INPUT RECORDS:
□ □ □
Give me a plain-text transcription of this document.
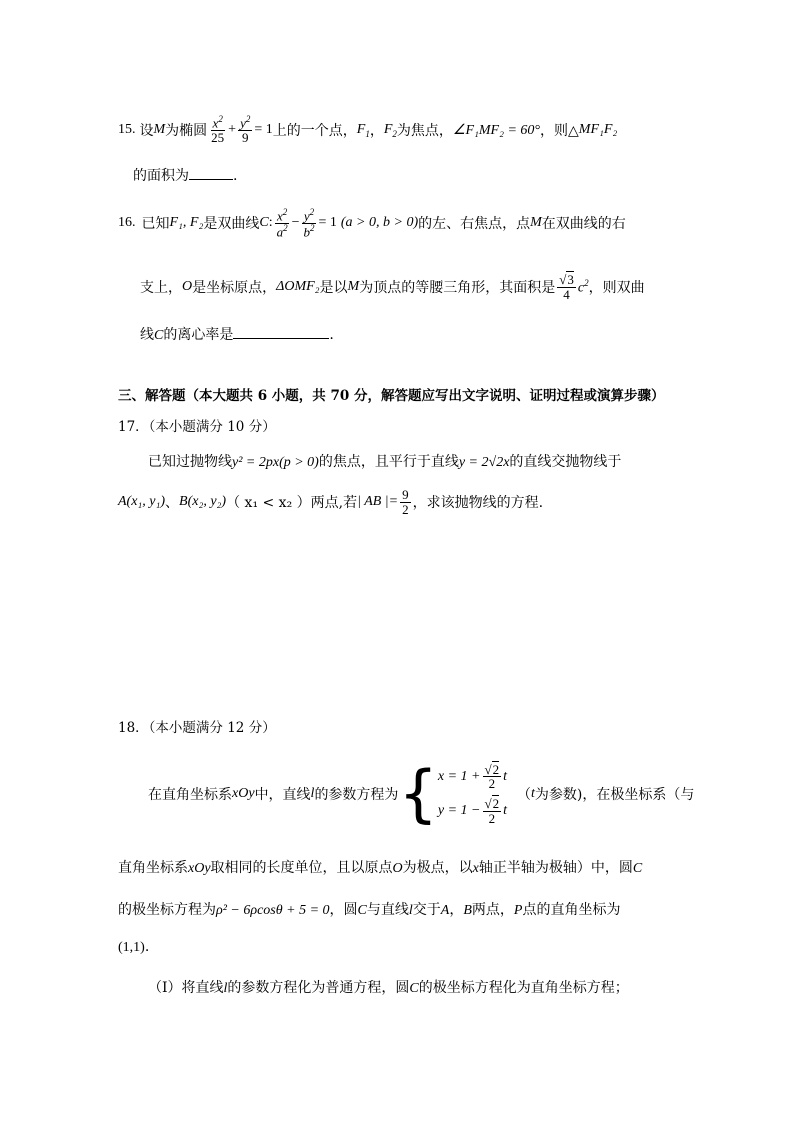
15. 设 M 为椭圆 $\frac{x^2}{25} + \frac{y^2}{9} = 1$ 上的一个点， $F_1$ ， $F_2$ 为焦点， ∠F₁MF₂ = 60° ，则△ MF₁F₂
的面积为	.
16. 已知 F₁, F₂ 是双曲线 C : $\frac{x^2}{a^2} - \frac{y^2}{b^2} = 1$ (a > 0, b > 0) 的左、右焦点，点 M 在双曲线的右
支上， O 是坐标原点， ΔOMF₂ 是以 M 为顶点的等腰三角形，其面积是 $\frac{√3}{4} c^2$ ，则双曲
线C的离心率是	.
三、解答题（本大题共 6 小题，共 70 分，解答题应写出文字说明、证明过程或演算步骤）
17．（本小题满分 10 分）
已知过抛物线y² = 2px(p > 0)的焦点，且平行于直线y = 2√2x的直线交抛物线于
A(x₁, y₁) 、 B(x₂, y₂) （ x₁ < x₂ ）两点,若 | AB |= $\frac{9}{2}$ ，求该抛物线的方程.
18．（本小题满分 12 分）
在直角坐标系 xOy 中，直线 l 的参数方程为 { $x = 1 + \frac{√2}{2}$ t
$y = 1 - \frac{√2}{2}$ t
（ t 为参数)，在极坐标系（与
直角坐标系xOy取相同的长度单位，且以原点O为极点，以x轴正半轴为极轴）中，圆C
的极坐标方程为ρ² − 6ρcosθ + 5 = 0，圆C与直线l交于A，B两点，P点的直角坐标为
(1,1).
（Ⅰ）将直线l的参数方程化为普通方程，圆C的极坐标方程化为直角坐标方程；
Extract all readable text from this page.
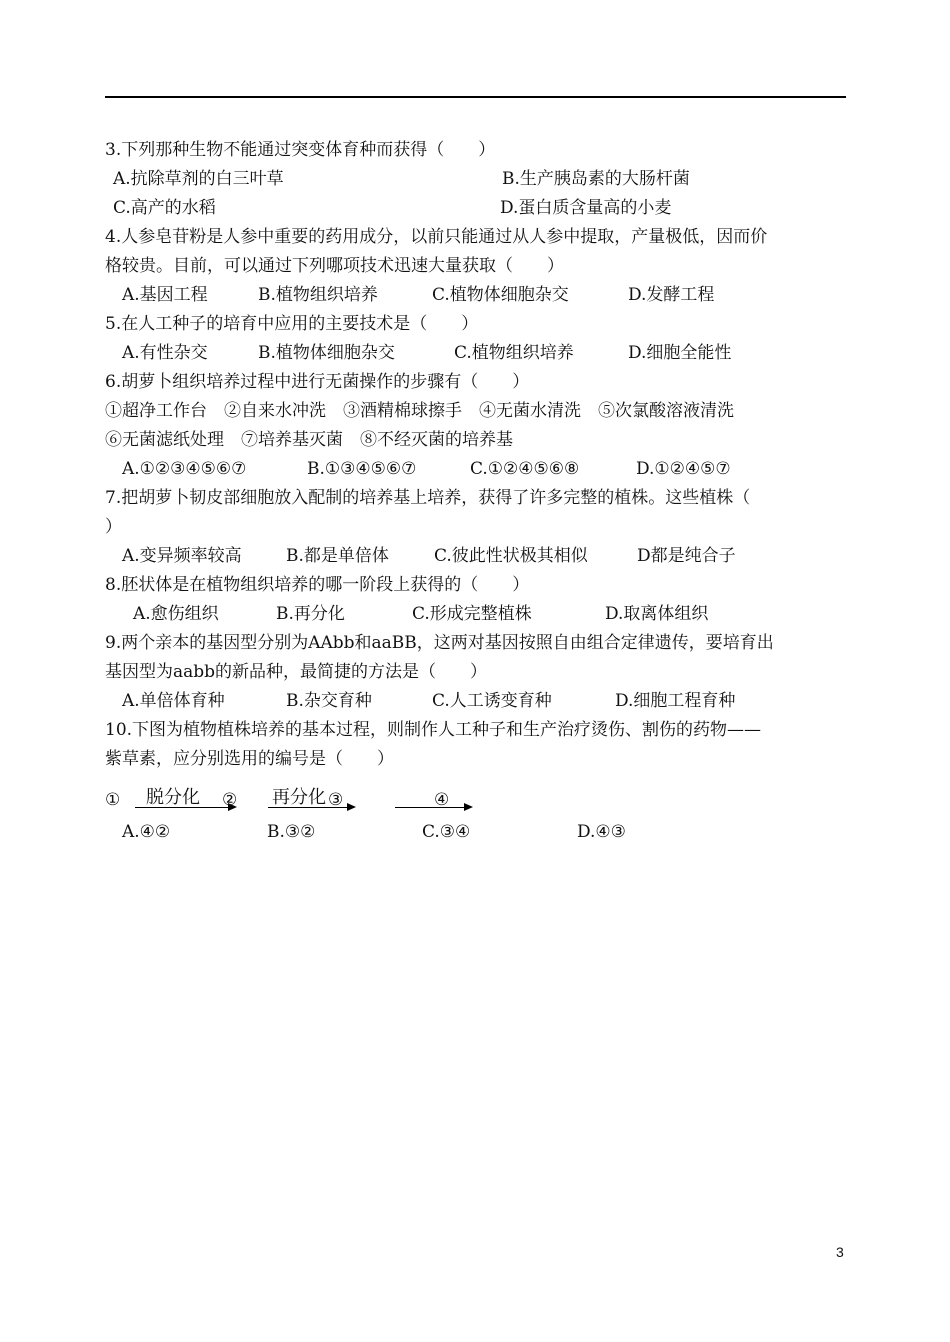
3.下列那种生物不能通过突变体育种而获得（　　）
A.抗除草剂的白三叶草	B.生产胰岛素的大肠杆菌
C.高产的水稻	D.蛋白质含量高的小麦
4.人参皂苷粉是人参中重要的药用成分，以前只能通过从人参中提取，产量极低，因而价
格较贵。目前，可以通过下列哪项技术迅速大量获取（　　）
A.基因工程	B.植物组织培养	C.植物体细胞杂交	D.发酵工程
5.在人工种子的培育中应用的主要技术是（　　）
A.有性杂交	B.植物体细胞杂交	C.植物组织培养	D.细胞全能性
6.胡萝卜组织培养过程中进行无菌操作的步骤有（　　）
①超净工作台　②自来水冲洗　③酒精棉球擦手　④无菌水清洗　⑤次氯酸溶液清洗
⑥无菌滤纸处理　⑦培养基灭菌　⑧不经灭菌的培养基
A.①②③④⑤⑥⑦	B.①③④⑤⑥⑦	C.①②④⑤⑥⑧	D.①②④⑤⑦
7.把胡萝卜韧皮部细胞放入配制的培养基上培养，获得了许多完整的植株。这些植株（
）
A.变异频率较高	B.都是单倍体	C.彼此性状极其相似	D都是纯合子
8.胚状体是在植物组织培养的哪一阶段上获得的（　　）
A.愈伤组织	B.再分化	C.形成完整植株	D.取离体组织
9.两个亲本的基因型分别为AAbb和aaBB，这两对基因按照自由组合定律遗传，要培育出
基因型为aabb的新品种，最简捷的方法是（　　）
A.单倍体育种	B.杂交育种	C.人工诱变育种	D.细胞工程育种
10.下图为植物植株培养的基本过程，则制作人工种子和生产治疗烫伤、割伤的药物——
紫草素，应分别选用的编号是（　　）
① 脱分化 ② 再分化 ③	④
A.④②	B.③②	C.③④	D.④③
3
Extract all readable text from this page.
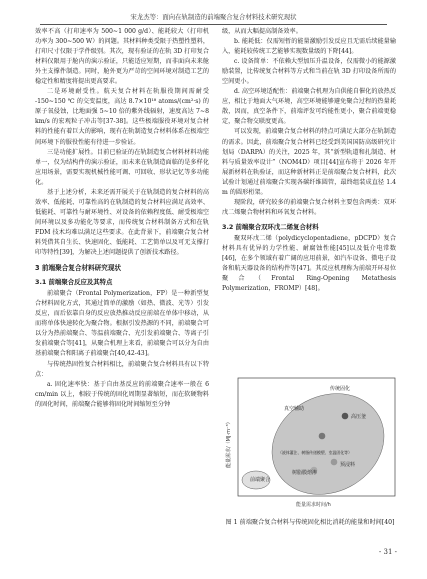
宋龙杰等：面向在轨制造的前端聚合复合材料技术研究现状

效率不高（打印速率为 500~1 000 g/d）、能耗较大（打印机功率为 300~500 W）的问题。其材料种类受限于热塑性塑料，打印尺寸仅限于学件级别。其次，现有验证的在轨 3D 打印复合材料仅限用于舱内的演示验证，只能适应短期，而非面向未来舱外主支撑件制造。同时，舱外更为严苛的空间环境对制造工艺的稳定性和精度将提出更高要求。

二是环境耐受性。航天复合材料在轨服役期间需耐受 -150~150 ℃ 的交变温度，高达 8.7×10¹⁸ atoms/(cm²·s) 的原子氧侵蚀，比地面强 5~10 倍的紫外线辐射，速度高达 7~8 km/s 的宏观粒子冲击等[37-38]。这些极端服役环境对复合材料的性能有着巨大的影响，现有在轨制造复合材料体系在极端空间环境下的服役性能有待进一步验证。

三是功能扩展性。目前已验证的在轨制造复合材料材料功能单一，仅为结构件的演示验证，而未来在轨制造面临的是多样化应用场景，需要实现机械性能可调、可回收、形状记忆等多功能化。

基于上述分析，未来还需开展关于在轨制造的复合材料的高效率、低能耗、可靠性高的在轨制造的复合材料应满足高效率、低能耗、可靠性与耐环境性、对设备的依赖程度低、耐受极端空间环境以及多功能化等要求，而传统复合材料制备方式和在轨 FDM 技术均难以满足这些要求。在此背景下，前端聚合复合材料凭借其自生长、快速固化、低能耗、工艺简单以及可无支撑打印等特性[39]，为解决上述问题提供了创新技术路径。

3 前端聚合复合材料研究现状
3.1 前端聚合反应及其特点

前端聚合（Frontal Polymerization，FP）是一种新型复合材料固化方式，其通过简单的激励（如热、微波、光等）引发反应，而后依靠自身的反应放热推动反应前端在单体中移动，从而将单体快速转化为聚合物。根据引发热源的不同，前端聚合可以分为热前端聚合、等温前端聚合、光引发前端聚合、等离子引发前端聚合等[41]，从聚合机理上来看，前端聚合可以分为自由基前端聚合和阳离子前端聚合[40,42-43]。

与传统热固性复合材料相比，前端聚合复合材料具有以下特点：

a. 固化速率快：基于自由基反应的前端聚合速率一般在 6 cm/min 以上，相较于传统的固化周期显著缩短，而在软硬物料的固化时间，前端聚合能够将固化时间缩短至分钟

级，从而大幅提高制备效率。

b. 能耗低：仅需短暂的能量激励引发反应且无需后续能量输入，能耗较传统工艺能够实现数量级的下降[44]。

c. 设备简单：不依赖大型加压升温设备，仅需微小的能源激励装置，比传统复合材料等方式和当前在轨 3D 打印设备所需的空间更小。

d. 高空环境适配性：前端聚合机理为自供能自催化的放热反应，相比于地面大气环境，高空环境能够避免聚合过程的热量耗散，因而，真空条件下，前端评发可约能性更小，聚合前端更稳定，聚合物交联度更高。

可以发现，前端聚合复合材料的特点可满足大部分在轨制造的需求。因此，前端聚合复合材料已经受到美国国防高级研究计划局（DARPA）的关注，2025 年，其“新型轨道和扎制造、材料与质量效率设计”（NOM4D）项目[44]宣布将于 2026 年开展新材料在轨验证，而这种新材料正是前端聚合复合材料，此次试验计划通过前端聚合实现各碳纤维圆管，最终组装成直径 1.4 m 的圆形桁架。

现阶段，研究较多的前端聚合复合材料主要包含两类：双环戊二烯聚合物材料和环氧复合材料。

3.2 前端聚合双环戊二烯复合材料

聚双环戊二烯（polydicyclopentadiene，pDCPD）复合材料具有优异的力学性能、耐腐蚀性能[45]以及低介电常数[46]，在多个领域有着广阔的应用前景，如汽车设备、微电子设备和航天器设备的结构件等[47]。其反应机理称为前端开环易位聚合（Frontal Ring-Opening Metathesis Polymerization，FROMP）[48]。

前端聚合
传统固化
真空辅助
高压釜
（液体灌注、树脂传递模塑、室温固化等）
树脂膜熔渗
预浸料
能量需求/（MJ·m⁻³）
能量需求时间/h
图 1 前端聚合复合材料与传统固化相比消耗的能量和时间[40]
- 31 -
□ □ □
Send back the data above word for word, with the pictures left out.

TASK RESPONSE:
Give me a plain-text transcription of this document.
15. 设 M 为椭圆 $\frac{x^2}{25} + \frac{y^2}{9} = 1$ 上的一个点， $F_1$ ， $F_2$ 为焦点， ∠F₁MF₂ = 60° ，则△ MF₁F₂
的面积为	.
16. 已知 F₁, F₂ 是双曲线 C : $\frac{x^2}{a^2} - \frac{y^2}{b^2} = 1$ (a > 0, b > 0) 的左、右焦点，点 M 在双曲线的右
支上， O 是坐标原点， ΔOMF₂ 是以 M 为顶点的等腰三角形，其面积是 $\frac{√3}{4} c^2$ ，则双曲
线C的离心率是	.
三、解答题（本大题共 6 小题，共 70 分，解答题应写出文字说明、证明过程或演算步骤）
17．（本小题满分 10 分）
已知过抛物线y² = 2px(p > 0)的焦点，且平行于直线y = 2√2x的直线交抛物线于
A(x₁, y₁) 、 B(x₂, y₂) （ x₁ < x₂ ）两点,若 | AB |= $\frac{9}{2}$ ，求该抛物线的方程.
18．（本小题满分 12 分）
在直角坐标系 xOy 中，直线 l 的参数方程为 { $x = 1 + \frac{√2}{2}$ t
$y = 1 - \frac{√2}{2}$ t
（ t 为参数)，在极坐标系（与
直角坐标系xOy取相同的长度单位，且以原点O为极点，以x轴正半轴为极轴）中，圆C
的极坐标方程为ρ² − 6ρcosθ + 5 = 0，圆C与直线l交于A，B两点，P点的直角坐标为
(1,1).
（Ⅰ）将直线l的参数方程化为普通方程，圆C的极坐标方程化为直角坐标方程；
Extract all readable text from this page.
3.下列那种生物不能通过突变体育种而获得（　　）
A.抗除草剂的白三叶草	B.生产胰岛素的大肠杆菌
C.高产的水稻	D.蛋白质含量高的小麦
4.人参皂苷粉是人参中重要的药用成分，以前只能通过从人参中提取，产量极低，因而价
格较贵。目前，可以通过下列哪项技术迅速大量获取（　　）
A.基因工程	B.植物组织培养	C.植物体细胞杂交	D.发酵工程
5.在人工种子的培育中应用的主要技术是（　　）
A.有性杂交	B.植物体细胞杂交	C.植物组织培养	D.细胞全能性
6.胡萝卜组织培养过程中进行无菌操作的步骤有（　　）
①超净工作台　②自来水冲洗　③酒精棉球擦手　④无菌水清洗　⑤次氯酸溶液清洗
⑥无菌滤纸处理　⑦培养基灭菌　⑧不经灭菌的培养基
A.①②③④⑤⑥⑦	B.①③④⑤⑥⑦	C.①②④⑤⑥⑧	D.①②④⑤⑦
7.把胡萝卜韧皮部细胞放入配制的培养基上培养，获得了许多完整的植株。这些植株（
）
A.变异频率较高	B.都是单倍体	C.彼此性状极其相似	D都是纯合子
8.胚状体是在植物组织培养的哪一阶段上获得的（　　）
A.愈伤组织	B.再分化	C.形成完整植株	D.取离体组织
9.两个亲本的基因型分别为AAbb和aaBB，这两对基因按照自由组合定律遗传，要培育出
基因型为aabb的新品种，最简捷的方法是（　　）
A.单倍体育种	B.杂交育种	C.人工诱变育种	D.细胞工程育种
10.下图为植物植株培养的基本过程，则制作人工种子和生产治疗烫伤、割伤的药物——
紫草素，应分别选用的编号是（　　）
① 脱分化 ② 再分化 ③	④
A.④②	B.③②	C.③④	D.④③
3
Extract all readable text from this page.
宋龙杰等：面向在轨制造的前端聚合复合材料技术研究现状

效率不高（打印速率为 500~1 000 g/d）、能耗较大（打印机功率为 300~500 W）的问题。其材料种类受限于热塑性塑料，打印尺寸仅限于学件级别。其次，现有验证的在轨 3D 打印复合材料仅限用于舱内的演示验证，只能适应短期，而非面向未来舱外主支撑件制造。同时，舱外更为严苛的空间环境对制造工艺的稳定性和精度将提出更高要求。

二是环境耐受性。航天复合材料在轨服役期间需耐受 -150~150 ℃ 的交变温度，高达 8.7×10¹⁸ atoms/(cm²·s) 的原子氧侵蚀，比地面强 5~10 倍的紫外线辐射，速度高达 7~8 km/s 的宏观粒子冲击等[37-38]。这些极端服役环境对复合材料的性能有着巨大的影响，现有在轨制造复合材料体系在极端空间环境下的服役性能有待进一步验证。

三是功能扩展性。目前已验证的在轨制造复合材料材料功能单一，仅为结构件的演示验证，而未来在轨制造面临的是多样化应用场景，需要实现机械性能可调、可回收、形状记忆等多功能化。

基于上述分析，未来还需开展关于在轨制造的复合材料的高效率、低能耗、可靠性高的在轨制造的复合材料应满足高效率、低能耗、可靠性与耐环境性、对设备的依赖程度低、耐受极端空间环境以及多功能化等要求，而传统复合材料制备方式和在轨 FDM 技术均难以满足这些要求。在此背景下，前端聚合复合材料凭借其自生长、快速固化、低能耗、工艺简单以及可无支撑打印等特性[39]，为解决上述问题提供了创新技术路径。

3 前端聚合复合材料研究现状
3.1 前端聚合反应及其特点

前端聚合（Frontal Polymerization，FP）是一种新型复合材料固化方式，其通过简单的激励（如热、微波、光等）引发反应，而后依靠自身的反应放热推动反应前端在单体中移动，从而将单体快速转化为聚合物。根据引发热源的不同，前端聚合可以分为热前端聚合、等温前端聚合、光引发前端聚合、等离子引发前端聚合等[41]，从聚合机理上来看，前端聚合可以分为自由基前端聚合和阳离子前端聚合[40,42-43]。

与传统热固性复合材料相比，前端聚合复合材料具有以下特点：

a. 固化速率快：基于自由基反应的前端聚合速率一般在 6 cm/min 以上，相较于传统的固化周期显著缩短，而在软硬物料的固化时间，前端聚合能够将固化时间缩短至分钟

级，从而大幅提高制备效率。

b. 能耗低：仅需短暂的能量激励引发反应且无需后续能量输入，能耗较传统工艺能够实现数量级的下降[44]。

c. 设备简单：不依赖大型加压升温设备，仅需微小的能源激励装置，比传统复合材料等方式和当前在轨 3D 打印设备所需的空间更小。

d. 高空环境适配性：前端聚合机理为自供能自催化的放热反应，相比于地面大气环境，高空环境能够避免聚合过程的热量耗散，因而，真空条件下，前端评发可约能性更小，聚合前端更稳定，聚合物交联度更高。

可以发现，前端聚合复合材料的特点可满足大部分在轨制造的需求。因此，前端聚合复合材料已经受到美国国防高级研究计划局（DARPA）的关注，2025 年，其“新型轨道和扎制造、材料与质量效率设计”（NOM4D）项目[44]宣布将于 2026 年开展新材料在轨验证，而这种新材料正是前端聚合复合材料，此次试验计划通过前端聚合实现各碳纤维圆管，最终组装成直径 1.4 m 的圆形桁架。

现阶段，研究较多的前端聚合复合材料主要包含两类：双环戊二烯聚合物材料和环氧复合材料。

3.2 前端聚合双环戊二烯复合材料

聚双环戊二烯（polydicyclopentadiene，pDCPD）复合材料具有优异的力学性能、耐腐蚀性能[45]以及低介电常数[46]，在多个领域有着广阔的应用前景，如汽车设备、微电子设备和航天器设备的结构件等[47]。其反应机理称为前端开环易位聚合（Frontal Ring-Opening Metathesis Polymerization，FROMP）[48]。

前端聚合
传统固化
真空辅助
高压釜
（液体灌注、树脂传递模塑、室温固化等）
树脂膜熔渗
预浸料
能量需求/（MJ·m⁻³）
能量需求时间/h
图 1 前端聚合复合材料与传统固化相比消耗的能量和时间[40]
- 31 -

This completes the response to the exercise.